To be done: Using the listing below, report all lines holding the word "ylabel".

---

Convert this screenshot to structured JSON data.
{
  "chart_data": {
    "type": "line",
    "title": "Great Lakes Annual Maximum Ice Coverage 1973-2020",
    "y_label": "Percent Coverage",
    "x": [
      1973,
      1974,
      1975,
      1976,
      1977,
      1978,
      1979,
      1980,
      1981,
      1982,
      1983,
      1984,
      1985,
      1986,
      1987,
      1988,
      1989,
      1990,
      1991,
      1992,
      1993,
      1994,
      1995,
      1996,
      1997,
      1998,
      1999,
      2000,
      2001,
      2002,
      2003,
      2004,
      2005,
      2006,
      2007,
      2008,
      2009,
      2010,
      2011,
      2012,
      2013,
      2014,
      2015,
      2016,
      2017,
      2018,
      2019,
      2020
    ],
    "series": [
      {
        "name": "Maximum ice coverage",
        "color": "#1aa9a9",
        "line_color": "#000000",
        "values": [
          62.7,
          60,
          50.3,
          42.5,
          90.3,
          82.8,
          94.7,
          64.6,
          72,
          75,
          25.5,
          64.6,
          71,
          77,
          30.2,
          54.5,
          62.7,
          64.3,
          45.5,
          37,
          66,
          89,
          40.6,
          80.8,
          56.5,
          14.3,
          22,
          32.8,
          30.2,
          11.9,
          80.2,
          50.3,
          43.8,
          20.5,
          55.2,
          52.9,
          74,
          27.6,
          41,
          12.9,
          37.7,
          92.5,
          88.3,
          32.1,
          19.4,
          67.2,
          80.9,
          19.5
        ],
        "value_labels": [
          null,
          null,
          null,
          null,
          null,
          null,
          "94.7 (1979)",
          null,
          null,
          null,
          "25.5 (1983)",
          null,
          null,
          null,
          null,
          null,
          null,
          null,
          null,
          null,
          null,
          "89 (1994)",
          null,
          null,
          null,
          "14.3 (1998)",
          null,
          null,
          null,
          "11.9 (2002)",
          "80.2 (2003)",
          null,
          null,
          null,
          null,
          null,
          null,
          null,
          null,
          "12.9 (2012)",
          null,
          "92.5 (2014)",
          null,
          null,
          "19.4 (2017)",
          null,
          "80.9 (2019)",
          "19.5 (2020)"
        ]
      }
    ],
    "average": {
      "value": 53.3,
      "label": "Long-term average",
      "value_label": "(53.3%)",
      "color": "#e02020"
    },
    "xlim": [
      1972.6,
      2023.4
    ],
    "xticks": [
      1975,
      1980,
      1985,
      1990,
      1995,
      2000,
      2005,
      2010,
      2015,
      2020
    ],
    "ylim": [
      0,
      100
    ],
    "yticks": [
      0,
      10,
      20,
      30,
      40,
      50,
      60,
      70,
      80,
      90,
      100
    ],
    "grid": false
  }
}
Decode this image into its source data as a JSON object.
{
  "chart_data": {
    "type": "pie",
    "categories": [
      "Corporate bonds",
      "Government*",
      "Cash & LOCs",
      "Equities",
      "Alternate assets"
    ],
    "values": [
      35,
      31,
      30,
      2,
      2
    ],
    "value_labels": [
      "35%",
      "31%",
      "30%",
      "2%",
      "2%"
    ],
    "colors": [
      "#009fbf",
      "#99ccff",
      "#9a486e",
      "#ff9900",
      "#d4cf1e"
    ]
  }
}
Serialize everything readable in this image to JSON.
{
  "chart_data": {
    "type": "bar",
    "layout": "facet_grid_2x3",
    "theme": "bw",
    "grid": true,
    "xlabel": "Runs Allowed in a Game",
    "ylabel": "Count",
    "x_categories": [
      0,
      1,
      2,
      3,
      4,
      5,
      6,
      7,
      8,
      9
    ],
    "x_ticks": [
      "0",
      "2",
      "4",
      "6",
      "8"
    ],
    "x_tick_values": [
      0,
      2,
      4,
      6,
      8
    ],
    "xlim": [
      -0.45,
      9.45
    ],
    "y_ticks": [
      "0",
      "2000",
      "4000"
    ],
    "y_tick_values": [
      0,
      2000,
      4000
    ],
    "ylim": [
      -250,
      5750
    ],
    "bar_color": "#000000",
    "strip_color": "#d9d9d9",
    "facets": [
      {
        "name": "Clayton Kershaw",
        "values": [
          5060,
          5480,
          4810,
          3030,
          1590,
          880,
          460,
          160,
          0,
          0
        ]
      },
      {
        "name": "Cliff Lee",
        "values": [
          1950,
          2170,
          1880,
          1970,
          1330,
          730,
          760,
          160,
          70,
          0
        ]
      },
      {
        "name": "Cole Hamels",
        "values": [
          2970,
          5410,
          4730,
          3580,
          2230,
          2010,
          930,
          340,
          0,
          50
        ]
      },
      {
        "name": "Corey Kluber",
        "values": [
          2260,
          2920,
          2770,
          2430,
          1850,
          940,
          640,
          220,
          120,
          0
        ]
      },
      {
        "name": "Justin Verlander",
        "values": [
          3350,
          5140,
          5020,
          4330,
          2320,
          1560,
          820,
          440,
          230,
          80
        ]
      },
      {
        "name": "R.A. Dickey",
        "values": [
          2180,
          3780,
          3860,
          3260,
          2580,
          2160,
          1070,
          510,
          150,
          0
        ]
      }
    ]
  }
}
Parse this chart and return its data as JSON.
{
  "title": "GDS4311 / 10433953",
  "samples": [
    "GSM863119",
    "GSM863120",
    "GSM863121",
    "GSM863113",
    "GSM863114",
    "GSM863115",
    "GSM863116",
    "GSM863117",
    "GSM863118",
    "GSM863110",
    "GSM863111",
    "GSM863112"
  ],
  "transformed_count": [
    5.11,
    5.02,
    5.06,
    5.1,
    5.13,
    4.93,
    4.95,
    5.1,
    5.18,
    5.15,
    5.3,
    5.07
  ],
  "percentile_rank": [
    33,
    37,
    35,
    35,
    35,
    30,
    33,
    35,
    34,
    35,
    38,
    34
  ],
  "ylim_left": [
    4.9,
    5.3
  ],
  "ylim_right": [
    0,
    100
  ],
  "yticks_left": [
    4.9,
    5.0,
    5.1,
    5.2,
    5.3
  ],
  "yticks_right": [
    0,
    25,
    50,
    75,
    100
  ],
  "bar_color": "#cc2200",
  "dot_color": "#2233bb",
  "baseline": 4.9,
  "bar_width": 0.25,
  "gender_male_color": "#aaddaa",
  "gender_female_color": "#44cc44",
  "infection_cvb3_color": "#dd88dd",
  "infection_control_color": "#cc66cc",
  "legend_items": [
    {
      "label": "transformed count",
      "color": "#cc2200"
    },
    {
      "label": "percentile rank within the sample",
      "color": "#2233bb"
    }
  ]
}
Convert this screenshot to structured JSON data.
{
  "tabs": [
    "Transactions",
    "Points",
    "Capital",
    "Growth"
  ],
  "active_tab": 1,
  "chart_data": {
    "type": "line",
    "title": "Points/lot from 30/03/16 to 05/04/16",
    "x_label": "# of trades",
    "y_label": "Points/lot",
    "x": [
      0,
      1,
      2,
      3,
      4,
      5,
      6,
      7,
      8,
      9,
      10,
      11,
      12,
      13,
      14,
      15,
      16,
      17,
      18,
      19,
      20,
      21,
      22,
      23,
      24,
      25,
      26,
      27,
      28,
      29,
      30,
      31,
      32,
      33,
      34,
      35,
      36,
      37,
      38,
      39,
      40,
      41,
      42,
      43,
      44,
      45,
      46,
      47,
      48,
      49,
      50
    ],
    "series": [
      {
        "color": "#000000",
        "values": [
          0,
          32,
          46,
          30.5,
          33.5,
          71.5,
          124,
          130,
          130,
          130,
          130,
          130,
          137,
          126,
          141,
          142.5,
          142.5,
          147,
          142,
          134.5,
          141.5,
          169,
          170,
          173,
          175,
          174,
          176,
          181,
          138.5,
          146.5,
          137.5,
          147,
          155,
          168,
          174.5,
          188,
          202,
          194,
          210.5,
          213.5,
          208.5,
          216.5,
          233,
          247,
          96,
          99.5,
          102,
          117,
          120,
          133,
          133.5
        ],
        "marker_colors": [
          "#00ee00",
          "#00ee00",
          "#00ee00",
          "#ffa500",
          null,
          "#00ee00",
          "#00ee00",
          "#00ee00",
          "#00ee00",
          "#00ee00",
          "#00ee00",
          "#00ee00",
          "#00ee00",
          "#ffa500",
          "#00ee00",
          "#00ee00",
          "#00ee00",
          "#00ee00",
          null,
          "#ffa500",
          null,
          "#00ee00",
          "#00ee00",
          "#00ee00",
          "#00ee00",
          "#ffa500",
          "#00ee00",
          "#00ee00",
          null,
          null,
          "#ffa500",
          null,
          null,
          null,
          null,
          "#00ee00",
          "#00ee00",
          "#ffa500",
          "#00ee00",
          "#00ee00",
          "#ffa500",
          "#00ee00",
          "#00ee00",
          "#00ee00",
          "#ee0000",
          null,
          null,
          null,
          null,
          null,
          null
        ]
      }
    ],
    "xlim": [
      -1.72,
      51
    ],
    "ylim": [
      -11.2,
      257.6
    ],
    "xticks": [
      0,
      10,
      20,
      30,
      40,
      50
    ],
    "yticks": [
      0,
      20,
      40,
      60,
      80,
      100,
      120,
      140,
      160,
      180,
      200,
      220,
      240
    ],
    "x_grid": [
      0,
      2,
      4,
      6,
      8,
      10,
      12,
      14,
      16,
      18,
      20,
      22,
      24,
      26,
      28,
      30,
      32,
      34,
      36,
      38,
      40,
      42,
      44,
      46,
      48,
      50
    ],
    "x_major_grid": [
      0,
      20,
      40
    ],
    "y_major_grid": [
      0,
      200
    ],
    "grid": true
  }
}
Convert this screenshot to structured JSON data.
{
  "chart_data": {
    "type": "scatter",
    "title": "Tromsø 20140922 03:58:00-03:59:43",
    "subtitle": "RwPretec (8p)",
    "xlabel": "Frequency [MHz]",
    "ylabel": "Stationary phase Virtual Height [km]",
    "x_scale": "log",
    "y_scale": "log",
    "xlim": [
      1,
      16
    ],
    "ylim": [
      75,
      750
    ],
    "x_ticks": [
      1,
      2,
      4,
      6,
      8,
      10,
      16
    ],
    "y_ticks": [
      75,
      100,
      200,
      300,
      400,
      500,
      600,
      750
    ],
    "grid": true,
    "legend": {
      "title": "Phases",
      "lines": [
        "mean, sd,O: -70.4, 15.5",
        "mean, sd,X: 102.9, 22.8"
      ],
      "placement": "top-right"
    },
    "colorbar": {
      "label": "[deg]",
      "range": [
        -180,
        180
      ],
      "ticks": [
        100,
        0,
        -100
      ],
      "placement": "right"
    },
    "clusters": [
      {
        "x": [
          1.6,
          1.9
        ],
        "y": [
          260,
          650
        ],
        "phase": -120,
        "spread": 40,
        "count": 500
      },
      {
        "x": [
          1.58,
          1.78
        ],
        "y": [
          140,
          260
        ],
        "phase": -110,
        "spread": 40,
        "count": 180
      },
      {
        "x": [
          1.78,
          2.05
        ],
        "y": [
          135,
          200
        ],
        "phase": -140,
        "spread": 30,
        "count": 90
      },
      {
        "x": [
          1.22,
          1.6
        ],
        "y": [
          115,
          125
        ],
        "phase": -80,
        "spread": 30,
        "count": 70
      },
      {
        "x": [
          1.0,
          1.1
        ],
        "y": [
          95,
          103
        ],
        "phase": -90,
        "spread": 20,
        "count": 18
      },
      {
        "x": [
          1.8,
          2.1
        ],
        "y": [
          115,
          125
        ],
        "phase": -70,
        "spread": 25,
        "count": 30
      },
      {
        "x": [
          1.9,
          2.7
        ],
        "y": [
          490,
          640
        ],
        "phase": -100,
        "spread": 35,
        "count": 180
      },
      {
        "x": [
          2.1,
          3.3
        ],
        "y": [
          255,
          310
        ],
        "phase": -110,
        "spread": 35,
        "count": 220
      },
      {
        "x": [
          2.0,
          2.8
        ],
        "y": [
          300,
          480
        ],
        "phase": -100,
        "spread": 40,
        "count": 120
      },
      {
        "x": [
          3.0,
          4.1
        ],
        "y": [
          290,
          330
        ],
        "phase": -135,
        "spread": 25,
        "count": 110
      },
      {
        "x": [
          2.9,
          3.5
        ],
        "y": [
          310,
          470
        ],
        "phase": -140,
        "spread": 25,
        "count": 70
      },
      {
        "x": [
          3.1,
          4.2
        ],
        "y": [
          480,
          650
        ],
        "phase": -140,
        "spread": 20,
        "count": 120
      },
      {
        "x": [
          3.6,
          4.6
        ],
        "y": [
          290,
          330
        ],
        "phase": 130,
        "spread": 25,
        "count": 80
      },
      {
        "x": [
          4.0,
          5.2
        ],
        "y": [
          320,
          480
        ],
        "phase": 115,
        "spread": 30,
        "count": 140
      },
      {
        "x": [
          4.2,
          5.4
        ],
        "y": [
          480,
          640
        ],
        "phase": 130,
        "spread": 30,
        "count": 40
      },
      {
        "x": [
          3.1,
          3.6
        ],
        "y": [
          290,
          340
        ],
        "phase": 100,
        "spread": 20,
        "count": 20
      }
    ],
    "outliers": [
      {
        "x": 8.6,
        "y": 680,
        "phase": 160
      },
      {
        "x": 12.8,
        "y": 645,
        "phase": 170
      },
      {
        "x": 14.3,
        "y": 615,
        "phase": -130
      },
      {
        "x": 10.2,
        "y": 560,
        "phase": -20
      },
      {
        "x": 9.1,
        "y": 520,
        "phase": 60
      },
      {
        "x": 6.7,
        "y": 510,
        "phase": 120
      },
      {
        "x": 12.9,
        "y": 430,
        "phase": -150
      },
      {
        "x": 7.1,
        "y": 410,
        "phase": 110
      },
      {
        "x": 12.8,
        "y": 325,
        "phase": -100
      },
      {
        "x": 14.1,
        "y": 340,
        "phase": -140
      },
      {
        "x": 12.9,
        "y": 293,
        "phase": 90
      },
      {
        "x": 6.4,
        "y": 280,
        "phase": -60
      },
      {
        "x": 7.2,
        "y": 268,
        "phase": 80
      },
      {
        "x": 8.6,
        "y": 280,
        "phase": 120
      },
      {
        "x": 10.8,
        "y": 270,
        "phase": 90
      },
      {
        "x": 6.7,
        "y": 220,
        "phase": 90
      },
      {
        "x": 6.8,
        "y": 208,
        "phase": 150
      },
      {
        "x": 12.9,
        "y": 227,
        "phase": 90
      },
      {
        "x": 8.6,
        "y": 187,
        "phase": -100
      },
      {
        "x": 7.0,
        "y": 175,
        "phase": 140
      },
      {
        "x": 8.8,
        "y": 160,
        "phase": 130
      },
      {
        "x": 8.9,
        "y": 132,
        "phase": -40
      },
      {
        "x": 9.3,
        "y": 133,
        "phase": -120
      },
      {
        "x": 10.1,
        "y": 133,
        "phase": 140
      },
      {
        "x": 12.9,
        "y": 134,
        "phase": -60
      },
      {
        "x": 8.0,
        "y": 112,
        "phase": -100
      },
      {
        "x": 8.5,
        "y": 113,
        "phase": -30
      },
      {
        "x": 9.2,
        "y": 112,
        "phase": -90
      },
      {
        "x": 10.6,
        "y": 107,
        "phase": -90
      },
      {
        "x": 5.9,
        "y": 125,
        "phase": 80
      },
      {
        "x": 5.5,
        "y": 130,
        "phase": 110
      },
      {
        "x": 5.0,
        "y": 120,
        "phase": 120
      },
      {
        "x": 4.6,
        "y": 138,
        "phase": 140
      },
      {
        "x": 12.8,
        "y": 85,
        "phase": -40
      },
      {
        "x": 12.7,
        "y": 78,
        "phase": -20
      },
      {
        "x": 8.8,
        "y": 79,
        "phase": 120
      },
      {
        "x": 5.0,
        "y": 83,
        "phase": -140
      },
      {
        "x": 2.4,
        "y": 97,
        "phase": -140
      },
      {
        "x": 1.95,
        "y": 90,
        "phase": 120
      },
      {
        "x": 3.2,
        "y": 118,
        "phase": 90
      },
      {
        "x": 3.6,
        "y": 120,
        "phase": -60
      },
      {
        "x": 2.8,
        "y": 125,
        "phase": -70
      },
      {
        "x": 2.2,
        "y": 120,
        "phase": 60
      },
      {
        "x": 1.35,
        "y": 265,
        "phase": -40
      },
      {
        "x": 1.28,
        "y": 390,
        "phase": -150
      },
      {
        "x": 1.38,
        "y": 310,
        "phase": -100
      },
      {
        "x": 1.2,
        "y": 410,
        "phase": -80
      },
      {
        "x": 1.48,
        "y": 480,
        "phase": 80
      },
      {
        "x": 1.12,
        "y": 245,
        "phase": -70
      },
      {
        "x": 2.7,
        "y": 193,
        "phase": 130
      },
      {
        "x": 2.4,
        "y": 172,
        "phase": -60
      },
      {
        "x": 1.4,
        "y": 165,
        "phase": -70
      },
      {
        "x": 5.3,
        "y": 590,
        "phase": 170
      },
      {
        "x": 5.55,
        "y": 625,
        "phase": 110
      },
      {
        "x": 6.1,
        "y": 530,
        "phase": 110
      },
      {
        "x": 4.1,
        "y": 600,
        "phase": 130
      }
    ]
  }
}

---

Result below:
    "ylabel": "Count",
    "ylabel": "Stationary phase Virtual Height [km]",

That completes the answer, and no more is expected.